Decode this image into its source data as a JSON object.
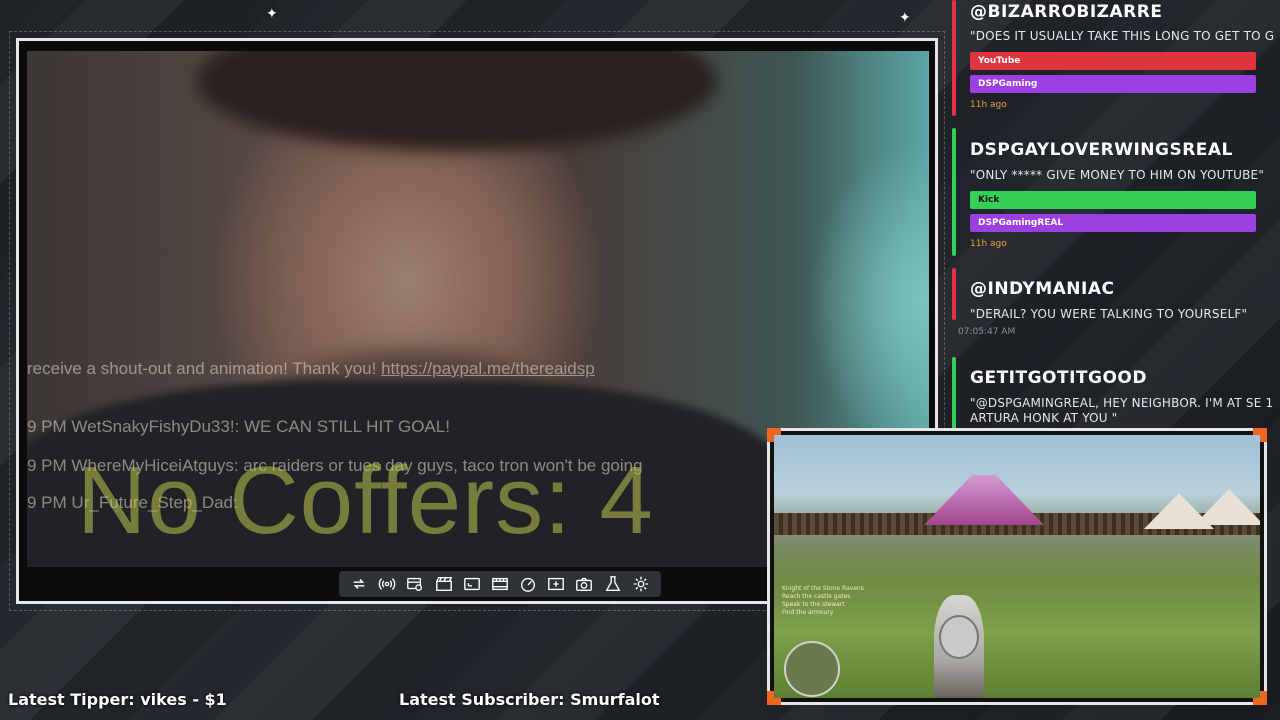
{
  "webcam": {
    "overlay_line1": "receive a shout-out and animation! Thank you!",
    "overlay_link": "https://paypal.me/thereaidsp",
    "overlay_line2_time": "9 PM",
    "overlay_line2": "WetSnakyFishyDu33!: WE CAN STILL HIT GOAL!",
    "overlay_line3_time": "9 PM",
    "overlay_line3": "WhereMyHiceiAtguys: arc raiders or tues day guys, taco tron won't be going",
    "overlay_line4_time": "9 PM",
    "overlay_line4": "Ur_Future_Step_Dad:",
    "overlay_big": "No Coffers: 4"
  },
  "toolbar": {
    "icons": [
      "repeat-icon",
      "broadcast-icon",
      "preview-icon",
      "clapper-icon",
      "crop-icon",
      "film-icon",
      "speedometer-icon",
      "add-scene-icon",
      "camera-icon",
      "flask-icon",
      "gear-icon"
    ]
  },
  "chat": {
    "messages": [
      {
        "name": "@BIZARROBIZARRE",
        "text": "\"DOES IT USUALLY TAKE THIS LONG TO GET TO G",
        "platform": "YouTube",
        "platform_color": "#e0353f",
        "channel": "DSPGaming",
        "channel_color": "#9b3fe0",
        "ago": "11h ago",
        "bar_color": "#e0353f"
      },
      {
        "name": "DSPGAYLOVERWINGSREAL",
        "text": "\"ONLY ***** GIVE MONEY TO HIM ON YOUTUBE\"",
        "platform": "Kick",
        "platform_color": "#34d058",
        "channel": "DSPGamingREAL",
        "channel_color": "#9b3fe0",
        "ago": "11h ago",
        "bar_color": "#34d058"
      },
      {
        "name": "@INDYMANIAC",
        "text": "\"DERAIL? YOU WERE TALKING TO YOURSELF\"",
        "time": "07:05:47 AM",
        "bar_color": "#e0353f"
      },
      {
        "name": "GETITGOTITGOOD",
        "text": "\"@DSPGAMINGREAL, HEY NEIGHBOR. I'M AT SE 1",
        "text2": "ARTURA HONK AT YOU \"",
        "bar_color": "#34d058"
      }
    ]
  },
  "game": {
    "quest_lines": [
      "Knight of the Stone Ravens",
      "Reach the castle gates",
      "Speak to the stewart",
      "Find the armoury"
    ]
  },
  "footer": {
    "tipper": "Latest Tipper: vikes - $1",
    "subscriber": "Latest Subscriber: Smurfalot"
  },
  "colors": {
    "accent_orange": "#f0651f",
    "frame_white": "#e6e6e6",
    "background": "#1e2328"
  }
}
※ ※ ※
### Set problem
Quote every entry exactly, with the pictures omitted.

### Output of the task
Decode this image into its source data as a JSON object.
{
  "webcam": {
    "overlay_line1": "receive a shout-out and animation! Thank you!",
    "overlay_link": "https://paypal.me/thereaidsp",
    "overlay_line2_time": "9 PM",
    "overlay_line2": "WetSnakyFishyDu33!: WE CAN STILL HIT GOAL!",
    "overlay_line3_time": "9 PM",
    "overlay_line3": "WhereMyHiceiAtguys: arc raiders or tues day guys, taco tron won't be going",
    "overlay_line4_time": "9 PM",
    "overlay_line4": "Ur_Future_Step_Dad:",
    "overlay_big": "No Coffers: 4"
  },
  "toolbar": {
    "icons": [
      "repeat-icon",
      "broadcast-icon",
      "preview-icon",
      "clapper-icon",
      "crop-icon",
      "film-icon",
      "speedometer-icon",
      "add-scene-icon",
      "camera-icon",
      "flask-icon",
      "gear-icon"
    ]
  },
  "chat": {
    "messages": [
      {
        "name": "@BIZARROBIZARRE",
        "text": "\"DOES IT USUALLY TAKE THIS LONG TO GET TO G",
        "platform": "YouTube",
        "platform_color": "#e0353f",
        "channel": "DSPGaming",
        "channel_color": "#9b3fe0",
        "ago": "11h ago",
        "bar_color": "#e0353f"
      },
      {
        "name": "DSPGAYLOVERWINGSREAL",
        "text": "\"ONLY ***** GIVE MONEY TO HIM ON YOUTUBE\"",
        "platform": "Kick",
        "platform_color": "#34d058",
        "channel": "DSPGamingREAL",
        "channel_color": "#9b3fe0",
        "ago": "11h ago",
        "bar_color": "#34d058"
      },
      {
        "name": "@INDYMANIAC",
        "text": "\"DERAIL? YOU WERE TALKING TO YOURSELF\"",
        "time": "07:05:47 AM",
        "bar_color": "#e0353f"
      },
      {
        "name": "GETITGOTITGOOD",
        "text": "\"@DSPGAMINGREAL, HEY NEIGHBOR. I'M AT SE 1",
        "text2": "ARTURA HONK AT YOU \"",
        "bar_color": "#34d058"
      }
    ]
  },
  "game": {
    "quest_lines": [
      "Knight of the Stone Ravens",
      "Reach the castle gates",
      "Speak to the stewart",
      "Find the armoury"
    ]
  },
  "footer": {
    "tipper": "Latest Tipper: vikes - $1",
    "subscriber": "Latest Subscriber: Smurfalot"
  },
  "colors": {
    "accent_orange": "#f0651f",
    "frame_white": "#e6e6e6",
    "background": "#1e2328"
  }
}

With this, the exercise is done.